-- Records for processing start --

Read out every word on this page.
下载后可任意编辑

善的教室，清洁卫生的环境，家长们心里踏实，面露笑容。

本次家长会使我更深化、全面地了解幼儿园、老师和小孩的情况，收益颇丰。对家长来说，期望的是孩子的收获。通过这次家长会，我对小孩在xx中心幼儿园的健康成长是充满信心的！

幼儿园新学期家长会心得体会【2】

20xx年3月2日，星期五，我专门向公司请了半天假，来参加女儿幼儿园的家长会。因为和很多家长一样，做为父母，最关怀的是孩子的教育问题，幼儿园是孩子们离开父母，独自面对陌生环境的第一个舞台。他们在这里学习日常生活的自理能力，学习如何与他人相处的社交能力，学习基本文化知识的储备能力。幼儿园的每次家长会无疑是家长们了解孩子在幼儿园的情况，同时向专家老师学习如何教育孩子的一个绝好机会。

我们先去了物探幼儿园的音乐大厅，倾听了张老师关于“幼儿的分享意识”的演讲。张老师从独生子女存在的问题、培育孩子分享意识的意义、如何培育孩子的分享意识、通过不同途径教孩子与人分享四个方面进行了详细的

-- Records for processing end --

#### [Work instructions]
Can you give every line above again, exactly as written?

#### [Solution to this exercise]
Read out every word on this page.
下载后可任意编辑

善的教室，清洁卫生的环境，家长们心里踏实，面露笑容。

本次家长会使我更深化、全面地了解幼儿园、老师和小孩的情况，收益颇丰。对家长来说，期望的是孩子的收获。通过这次家长会，我对小孩在xx中心幼儿园的健康成长是充满信心的！

幼儿园新学期家长会心得体会【2】

20xx年3月2日，星期五，我专门向公司请了半天假，来参加女儿幼儿园的家长会。因为和很多家长一样，做为父母，最关怀的是孩子的教育问题，幼儿园是孩子们离开父母，独自面对陌生环境的第一个舞台。他们在这里学习日常生活的自理能力，学习如何与他人相处的社交能力，学习基本文化知识的储备能力。幼儿园的每次家长会无疑是家长们了解孩子在幼儿园的情况，同时向专家老师学习如何教育孩子的一个绝好机会。

我们先去了物探幼儿园的音乐大厅，倾听了张老师关于“幼儿的分享意识”的演讲。张老师从独生子女存在的问题、培育孩子分享意识的意义、如何培育孩子的分享意识、通过不同途径教孩子与人分享四个方面进行了详细的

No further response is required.